= Given information =
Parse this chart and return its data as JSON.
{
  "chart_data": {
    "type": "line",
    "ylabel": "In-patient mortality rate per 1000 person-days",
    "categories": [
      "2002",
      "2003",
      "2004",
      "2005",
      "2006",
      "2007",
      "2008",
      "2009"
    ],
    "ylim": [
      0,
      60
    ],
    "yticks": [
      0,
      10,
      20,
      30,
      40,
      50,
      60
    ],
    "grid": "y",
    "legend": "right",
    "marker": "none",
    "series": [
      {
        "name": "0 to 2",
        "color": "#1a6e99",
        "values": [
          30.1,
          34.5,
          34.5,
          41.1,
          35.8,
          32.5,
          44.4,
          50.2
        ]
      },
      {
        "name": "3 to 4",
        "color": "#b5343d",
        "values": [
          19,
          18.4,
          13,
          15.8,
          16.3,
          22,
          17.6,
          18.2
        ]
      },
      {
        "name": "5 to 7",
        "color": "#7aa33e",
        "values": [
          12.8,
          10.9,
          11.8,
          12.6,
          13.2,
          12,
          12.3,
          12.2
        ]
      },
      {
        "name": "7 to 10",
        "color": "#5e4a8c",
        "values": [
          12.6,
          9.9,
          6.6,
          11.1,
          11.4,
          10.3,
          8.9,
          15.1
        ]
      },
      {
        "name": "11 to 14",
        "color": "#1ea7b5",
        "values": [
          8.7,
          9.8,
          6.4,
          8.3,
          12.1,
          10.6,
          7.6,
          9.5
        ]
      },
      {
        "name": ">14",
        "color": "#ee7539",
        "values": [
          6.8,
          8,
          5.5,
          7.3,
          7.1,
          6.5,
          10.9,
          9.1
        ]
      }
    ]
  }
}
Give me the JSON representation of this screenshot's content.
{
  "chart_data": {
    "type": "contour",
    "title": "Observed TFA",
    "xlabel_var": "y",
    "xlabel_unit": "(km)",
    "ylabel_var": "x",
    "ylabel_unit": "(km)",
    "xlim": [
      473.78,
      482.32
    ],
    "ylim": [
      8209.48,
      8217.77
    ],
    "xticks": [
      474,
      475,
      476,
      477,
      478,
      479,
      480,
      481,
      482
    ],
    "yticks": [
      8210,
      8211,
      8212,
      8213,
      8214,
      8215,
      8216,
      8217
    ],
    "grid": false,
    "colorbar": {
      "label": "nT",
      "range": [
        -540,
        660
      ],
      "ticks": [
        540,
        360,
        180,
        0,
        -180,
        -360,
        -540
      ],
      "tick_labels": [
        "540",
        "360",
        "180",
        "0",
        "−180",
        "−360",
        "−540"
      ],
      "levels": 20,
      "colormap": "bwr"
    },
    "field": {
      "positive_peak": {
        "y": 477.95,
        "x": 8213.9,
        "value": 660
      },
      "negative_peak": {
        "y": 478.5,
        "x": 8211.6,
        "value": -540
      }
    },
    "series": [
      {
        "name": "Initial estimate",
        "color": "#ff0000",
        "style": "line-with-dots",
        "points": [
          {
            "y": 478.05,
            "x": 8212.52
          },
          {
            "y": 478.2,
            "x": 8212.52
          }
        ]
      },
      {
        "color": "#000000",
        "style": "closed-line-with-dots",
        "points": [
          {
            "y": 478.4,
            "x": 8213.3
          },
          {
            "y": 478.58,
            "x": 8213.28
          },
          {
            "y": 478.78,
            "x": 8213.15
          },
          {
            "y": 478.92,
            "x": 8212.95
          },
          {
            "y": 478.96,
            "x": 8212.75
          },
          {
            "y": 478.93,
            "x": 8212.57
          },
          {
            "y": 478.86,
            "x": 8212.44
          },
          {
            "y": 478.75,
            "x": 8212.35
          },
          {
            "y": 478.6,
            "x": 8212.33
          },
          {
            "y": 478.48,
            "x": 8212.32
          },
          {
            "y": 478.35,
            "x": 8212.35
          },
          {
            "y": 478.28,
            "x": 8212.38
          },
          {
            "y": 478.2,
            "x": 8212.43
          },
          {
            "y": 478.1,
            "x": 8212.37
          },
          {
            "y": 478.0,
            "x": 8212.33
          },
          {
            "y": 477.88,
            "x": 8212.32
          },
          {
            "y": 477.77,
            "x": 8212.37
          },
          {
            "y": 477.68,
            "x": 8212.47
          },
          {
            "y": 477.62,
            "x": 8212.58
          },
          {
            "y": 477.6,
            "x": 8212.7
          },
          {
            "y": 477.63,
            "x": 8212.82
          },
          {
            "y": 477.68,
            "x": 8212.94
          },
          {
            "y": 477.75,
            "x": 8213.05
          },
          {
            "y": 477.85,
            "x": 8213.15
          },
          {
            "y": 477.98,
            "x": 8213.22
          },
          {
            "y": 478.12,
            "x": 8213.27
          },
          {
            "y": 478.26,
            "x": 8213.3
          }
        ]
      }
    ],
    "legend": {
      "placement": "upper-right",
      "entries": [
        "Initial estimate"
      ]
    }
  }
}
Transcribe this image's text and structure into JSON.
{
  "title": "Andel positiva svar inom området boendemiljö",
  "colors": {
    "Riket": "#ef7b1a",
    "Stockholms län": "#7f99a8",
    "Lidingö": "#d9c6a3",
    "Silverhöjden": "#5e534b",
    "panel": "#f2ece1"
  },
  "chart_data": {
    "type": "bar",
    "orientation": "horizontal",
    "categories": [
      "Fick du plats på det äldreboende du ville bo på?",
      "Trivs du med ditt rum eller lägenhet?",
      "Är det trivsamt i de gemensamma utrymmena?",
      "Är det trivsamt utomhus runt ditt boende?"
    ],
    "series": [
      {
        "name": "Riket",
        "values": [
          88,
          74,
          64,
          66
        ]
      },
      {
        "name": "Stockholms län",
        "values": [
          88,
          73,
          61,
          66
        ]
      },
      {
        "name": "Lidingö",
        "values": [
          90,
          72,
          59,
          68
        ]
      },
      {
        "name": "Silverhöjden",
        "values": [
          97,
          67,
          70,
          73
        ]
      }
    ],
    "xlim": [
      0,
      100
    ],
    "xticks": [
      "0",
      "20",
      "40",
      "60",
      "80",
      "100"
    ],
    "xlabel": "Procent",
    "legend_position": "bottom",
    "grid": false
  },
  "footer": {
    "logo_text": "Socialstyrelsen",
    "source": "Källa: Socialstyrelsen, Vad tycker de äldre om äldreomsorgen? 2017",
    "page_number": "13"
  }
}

= What the task requires =
Filter the entries down to the lines containing "right". Copy each of those lines.

= Task response =
    "legend": "right",
      "placement": "upper-right",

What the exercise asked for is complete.